EXERCISE
In the entries that follow, find the word "lassen" and report each line it is on.

## begin PROVIDED DATA

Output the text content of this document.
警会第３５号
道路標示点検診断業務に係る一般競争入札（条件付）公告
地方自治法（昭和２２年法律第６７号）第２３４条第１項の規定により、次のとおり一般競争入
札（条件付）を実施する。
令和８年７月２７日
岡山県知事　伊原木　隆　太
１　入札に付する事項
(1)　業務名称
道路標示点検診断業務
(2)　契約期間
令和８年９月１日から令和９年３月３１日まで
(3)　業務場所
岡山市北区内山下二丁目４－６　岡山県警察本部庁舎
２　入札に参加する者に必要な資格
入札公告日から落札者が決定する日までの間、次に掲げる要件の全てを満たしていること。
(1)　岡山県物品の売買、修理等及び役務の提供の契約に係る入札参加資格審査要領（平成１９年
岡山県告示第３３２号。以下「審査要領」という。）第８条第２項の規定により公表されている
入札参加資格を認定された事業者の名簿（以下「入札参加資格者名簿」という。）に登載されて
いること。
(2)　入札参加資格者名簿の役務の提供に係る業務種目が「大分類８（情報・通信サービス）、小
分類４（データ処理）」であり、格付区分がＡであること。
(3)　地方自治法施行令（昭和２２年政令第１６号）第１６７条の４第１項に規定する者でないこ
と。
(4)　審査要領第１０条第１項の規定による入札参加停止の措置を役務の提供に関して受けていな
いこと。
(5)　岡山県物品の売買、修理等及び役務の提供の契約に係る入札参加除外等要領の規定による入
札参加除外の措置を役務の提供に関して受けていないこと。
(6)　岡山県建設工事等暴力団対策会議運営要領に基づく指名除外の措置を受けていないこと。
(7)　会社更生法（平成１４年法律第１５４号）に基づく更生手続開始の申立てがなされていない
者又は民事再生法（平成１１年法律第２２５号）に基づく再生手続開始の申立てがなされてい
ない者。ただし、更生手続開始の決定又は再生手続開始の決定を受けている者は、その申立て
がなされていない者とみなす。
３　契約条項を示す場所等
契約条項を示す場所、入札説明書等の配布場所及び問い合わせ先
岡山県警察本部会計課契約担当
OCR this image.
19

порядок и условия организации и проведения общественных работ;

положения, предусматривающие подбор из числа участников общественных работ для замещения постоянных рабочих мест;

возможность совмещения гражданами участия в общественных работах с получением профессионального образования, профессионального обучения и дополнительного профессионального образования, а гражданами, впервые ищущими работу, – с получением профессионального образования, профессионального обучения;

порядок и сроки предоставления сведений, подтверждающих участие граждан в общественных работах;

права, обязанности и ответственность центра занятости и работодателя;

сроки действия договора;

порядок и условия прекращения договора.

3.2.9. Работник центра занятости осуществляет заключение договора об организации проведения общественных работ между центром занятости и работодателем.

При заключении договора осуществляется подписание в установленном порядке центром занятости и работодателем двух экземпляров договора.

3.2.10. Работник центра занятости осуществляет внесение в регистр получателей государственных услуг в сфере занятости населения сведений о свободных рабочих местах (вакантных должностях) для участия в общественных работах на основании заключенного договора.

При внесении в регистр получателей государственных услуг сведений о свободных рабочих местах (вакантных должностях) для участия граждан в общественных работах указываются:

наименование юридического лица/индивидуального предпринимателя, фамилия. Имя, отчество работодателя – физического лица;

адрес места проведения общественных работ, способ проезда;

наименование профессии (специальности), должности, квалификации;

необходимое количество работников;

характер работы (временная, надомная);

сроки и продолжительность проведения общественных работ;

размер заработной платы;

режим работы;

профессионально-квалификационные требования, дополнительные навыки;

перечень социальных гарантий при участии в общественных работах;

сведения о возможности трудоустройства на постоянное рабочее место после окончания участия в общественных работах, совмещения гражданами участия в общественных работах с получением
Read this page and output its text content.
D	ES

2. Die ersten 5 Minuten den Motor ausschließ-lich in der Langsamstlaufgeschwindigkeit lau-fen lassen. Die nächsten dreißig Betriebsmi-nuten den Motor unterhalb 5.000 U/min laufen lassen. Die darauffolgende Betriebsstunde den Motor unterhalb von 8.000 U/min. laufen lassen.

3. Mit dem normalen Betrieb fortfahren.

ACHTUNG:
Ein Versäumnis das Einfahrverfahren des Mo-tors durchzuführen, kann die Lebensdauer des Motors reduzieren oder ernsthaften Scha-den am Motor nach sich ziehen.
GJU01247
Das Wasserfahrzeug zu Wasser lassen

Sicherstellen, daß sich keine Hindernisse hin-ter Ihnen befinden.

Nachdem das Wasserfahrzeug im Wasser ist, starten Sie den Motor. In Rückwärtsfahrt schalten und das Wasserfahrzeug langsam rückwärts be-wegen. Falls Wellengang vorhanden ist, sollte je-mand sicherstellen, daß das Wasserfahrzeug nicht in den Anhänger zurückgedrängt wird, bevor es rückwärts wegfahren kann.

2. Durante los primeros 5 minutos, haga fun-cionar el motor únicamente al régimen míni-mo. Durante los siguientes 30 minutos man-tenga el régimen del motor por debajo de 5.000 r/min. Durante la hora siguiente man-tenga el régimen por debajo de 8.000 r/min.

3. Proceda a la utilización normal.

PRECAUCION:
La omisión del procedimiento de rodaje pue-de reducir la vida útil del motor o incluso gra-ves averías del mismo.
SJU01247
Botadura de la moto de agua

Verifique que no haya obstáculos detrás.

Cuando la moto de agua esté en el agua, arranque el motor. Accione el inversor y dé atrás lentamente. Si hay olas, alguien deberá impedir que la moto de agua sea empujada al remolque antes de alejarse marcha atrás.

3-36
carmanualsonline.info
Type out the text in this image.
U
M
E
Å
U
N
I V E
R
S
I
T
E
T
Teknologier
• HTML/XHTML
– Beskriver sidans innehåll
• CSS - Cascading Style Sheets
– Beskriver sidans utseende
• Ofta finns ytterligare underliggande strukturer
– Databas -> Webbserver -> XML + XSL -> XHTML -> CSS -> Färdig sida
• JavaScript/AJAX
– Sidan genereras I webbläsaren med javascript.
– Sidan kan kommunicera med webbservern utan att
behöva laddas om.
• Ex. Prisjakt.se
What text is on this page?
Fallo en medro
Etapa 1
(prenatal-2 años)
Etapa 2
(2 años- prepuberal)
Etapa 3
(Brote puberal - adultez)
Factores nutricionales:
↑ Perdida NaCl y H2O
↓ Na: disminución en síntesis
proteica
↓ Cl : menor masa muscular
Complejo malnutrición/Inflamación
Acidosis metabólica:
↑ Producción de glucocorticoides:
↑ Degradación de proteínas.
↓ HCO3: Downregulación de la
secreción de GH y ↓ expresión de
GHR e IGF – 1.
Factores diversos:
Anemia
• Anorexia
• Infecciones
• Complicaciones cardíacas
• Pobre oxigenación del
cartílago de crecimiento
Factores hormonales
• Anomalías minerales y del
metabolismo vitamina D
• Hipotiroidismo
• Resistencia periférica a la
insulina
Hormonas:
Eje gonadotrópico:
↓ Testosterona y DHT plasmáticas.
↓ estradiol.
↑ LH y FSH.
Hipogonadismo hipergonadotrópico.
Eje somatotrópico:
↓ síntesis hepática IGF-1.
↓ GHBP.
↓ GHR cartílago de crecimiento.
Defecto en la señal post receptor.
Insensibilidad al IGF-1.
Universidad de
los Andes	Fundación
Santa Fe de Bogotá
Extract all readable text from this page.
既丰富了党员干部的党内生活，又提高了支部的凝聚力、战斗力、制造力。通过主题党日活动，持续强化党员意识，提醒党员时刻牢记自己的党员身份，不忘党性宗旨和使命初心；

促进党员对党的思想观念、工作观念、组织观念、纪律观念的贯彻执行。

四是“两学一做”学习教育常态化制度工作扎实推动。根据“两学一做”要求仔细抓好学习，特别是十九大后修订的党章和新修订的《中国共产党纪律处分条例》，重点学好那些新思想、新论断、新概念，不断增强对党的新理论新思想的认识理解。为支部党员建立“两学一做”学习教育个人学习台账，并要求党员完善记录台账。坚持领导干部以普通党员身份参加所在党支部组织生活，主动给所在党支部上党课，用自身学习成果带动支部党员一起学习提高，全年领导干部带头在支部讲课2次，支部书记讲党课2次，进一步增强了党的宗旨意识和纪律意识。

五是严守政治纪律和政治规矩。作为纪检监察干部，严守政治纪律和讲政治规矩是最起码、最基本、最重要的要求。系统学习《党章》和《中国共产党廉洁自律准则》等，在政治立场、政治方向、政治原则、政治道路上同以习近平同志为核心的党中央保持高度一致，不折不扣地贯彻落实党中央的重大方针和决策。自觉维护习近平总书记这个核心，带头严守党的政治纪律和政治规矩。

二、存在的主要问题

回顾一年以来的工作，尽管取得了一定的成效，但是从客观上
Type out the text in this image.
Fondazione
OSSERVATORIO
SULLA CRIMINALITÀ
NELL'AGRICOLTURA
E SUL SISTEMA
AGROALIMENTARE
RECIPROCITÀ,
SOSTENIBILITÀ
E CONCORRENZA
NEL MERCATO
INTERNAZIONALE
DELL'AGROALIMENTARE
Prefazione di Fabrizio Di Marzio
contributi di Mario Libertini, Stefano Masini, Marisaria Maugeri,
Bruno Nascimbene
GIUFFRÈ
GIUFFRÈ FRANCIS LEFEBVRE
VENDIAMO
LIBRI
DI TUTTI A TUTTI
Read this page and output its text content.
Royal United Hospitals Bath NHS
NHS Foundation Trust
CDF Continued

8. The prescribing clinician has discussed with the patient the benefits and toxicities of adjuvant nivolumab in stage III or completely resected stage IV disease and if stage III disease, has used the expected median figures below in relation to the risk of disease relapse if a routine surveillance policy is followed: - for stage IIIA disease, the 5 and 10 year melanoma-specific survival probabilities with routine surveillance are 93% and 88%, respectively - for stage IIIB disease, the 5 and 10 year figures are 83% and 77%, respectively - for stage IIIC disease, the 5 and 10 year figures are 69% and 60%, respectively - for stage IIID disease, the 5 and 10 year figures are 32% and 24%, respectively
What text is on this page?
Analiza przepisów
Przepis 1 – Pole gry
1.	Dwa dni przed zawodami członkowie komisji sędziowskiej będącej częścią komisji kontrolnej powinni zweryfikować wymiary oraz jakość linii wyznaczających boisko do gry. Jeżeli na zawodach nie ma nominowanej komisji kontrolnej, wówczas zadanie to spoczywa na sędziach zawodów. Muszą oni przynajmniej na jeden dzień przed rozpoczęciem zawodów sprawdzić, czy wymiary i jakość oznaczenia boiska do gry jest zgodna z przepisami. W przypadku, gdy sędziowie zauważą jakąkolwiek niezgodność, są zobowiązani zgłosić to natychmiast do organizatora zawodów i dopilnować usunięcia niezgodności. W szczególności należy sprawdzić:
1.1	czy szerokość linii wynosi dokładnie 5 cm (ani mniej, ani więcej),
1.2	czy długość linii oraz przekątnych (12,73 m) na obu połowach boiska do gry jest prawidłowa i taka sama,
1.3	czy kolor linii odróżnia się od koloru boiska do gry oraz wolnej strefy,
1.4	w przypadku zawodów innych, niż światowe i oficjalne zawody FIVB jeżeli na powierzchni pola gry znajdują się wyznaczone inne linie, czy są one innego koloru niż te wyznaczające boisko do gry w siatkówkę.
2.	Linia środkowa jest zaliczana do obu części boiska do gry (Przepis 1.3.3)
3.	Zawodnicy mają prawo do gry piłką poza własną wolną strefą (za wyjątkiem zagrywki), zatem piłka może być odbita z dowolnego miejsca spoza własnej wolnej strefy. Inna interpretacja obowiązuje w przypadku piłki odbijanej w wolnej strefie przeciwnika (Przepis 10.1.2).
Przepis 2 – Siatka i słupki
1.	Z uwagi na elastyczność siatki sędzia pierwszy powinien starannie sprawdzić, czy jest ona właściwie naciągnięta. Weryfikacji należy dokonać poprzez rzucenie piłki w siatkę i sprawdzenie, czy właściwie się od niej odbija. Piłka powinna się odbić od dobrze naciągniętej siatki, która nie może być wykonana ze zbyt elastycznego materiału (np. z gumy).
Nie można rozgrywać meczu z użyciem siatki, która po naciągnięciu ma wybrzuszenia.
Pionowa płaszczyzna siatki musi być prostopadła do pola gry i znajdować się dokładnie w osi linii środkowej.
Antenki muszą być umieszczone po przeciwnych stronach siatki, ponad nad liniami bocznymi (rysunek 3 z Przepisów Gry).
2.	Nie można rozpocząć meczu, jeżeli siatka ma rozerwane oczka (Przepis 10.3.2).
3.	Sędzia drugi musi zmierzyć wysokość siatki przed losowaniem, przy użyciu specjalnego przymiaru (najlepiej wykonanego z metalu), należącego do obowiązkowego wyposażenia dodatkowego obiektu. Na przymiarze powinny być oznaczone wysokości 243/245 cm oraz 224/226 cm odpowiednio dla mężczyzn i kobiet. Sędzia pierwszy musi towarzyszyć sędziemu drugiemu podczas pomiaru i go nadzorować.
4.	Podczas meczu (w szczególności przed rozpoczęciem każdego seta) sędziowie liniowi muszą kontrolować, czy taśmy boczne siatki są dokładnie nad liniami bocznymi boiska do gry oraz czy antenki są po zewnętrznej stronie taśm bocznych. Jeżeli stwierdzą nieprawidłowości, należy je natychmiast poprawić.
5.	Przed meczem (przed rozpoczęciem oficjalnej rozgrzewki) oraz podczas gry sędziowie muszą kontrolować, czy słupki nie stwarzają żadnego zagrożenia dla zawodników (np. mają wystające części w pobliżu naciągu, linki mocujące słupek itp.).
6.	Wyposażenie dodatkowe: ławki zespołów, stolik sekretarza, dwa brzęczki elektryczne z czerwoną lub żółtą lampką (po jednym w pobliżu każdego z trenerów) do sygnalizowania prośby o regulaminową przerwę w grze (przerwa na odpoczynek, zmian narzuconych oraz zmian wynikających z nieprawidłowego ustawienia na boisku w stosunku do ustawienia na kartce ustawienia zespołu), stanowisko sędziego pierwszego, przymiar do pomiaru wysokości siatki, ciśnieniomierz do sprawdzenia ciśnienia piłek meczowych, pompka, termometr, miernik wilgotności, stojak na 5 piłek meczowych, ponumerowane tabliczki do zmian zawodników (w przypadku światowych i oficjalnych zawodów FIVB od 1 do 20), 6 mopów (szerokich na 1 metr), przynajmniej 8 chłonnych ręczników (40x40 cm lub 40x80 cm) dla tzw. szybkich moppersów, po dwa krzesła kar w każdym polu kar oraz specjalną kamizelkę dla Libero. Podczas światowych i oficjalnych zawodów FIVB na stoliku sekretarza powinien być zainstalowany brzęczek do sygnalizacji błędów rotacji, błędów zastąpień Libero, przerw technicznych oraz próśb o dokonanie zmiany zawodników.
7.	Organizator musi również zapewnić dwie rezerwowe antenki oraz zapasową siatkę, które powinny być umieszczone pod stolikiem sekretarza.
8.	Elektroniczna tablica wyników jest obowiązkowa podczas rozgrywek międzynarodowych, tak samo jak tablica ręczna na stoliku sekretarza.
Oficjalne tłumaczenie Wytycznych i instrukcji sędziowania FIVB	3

## end PROVIDED DATA

EXERCISE RESPONSE
2. Die ersten 5 Minuten den Motor ausschließ-lich in der Langsamstlaufgeschwindigkeit lau-fen lassen. Die nächsten dreißig Betriebsmi-nuten den Motor unterhalb 5.000 U/min laufen lassen. Die darauffolgende Betriebsstunde den Motor unterhalb von 8.000 U/min. laufen lassen.
Das Wasserfahrzeug zu Wasser lassen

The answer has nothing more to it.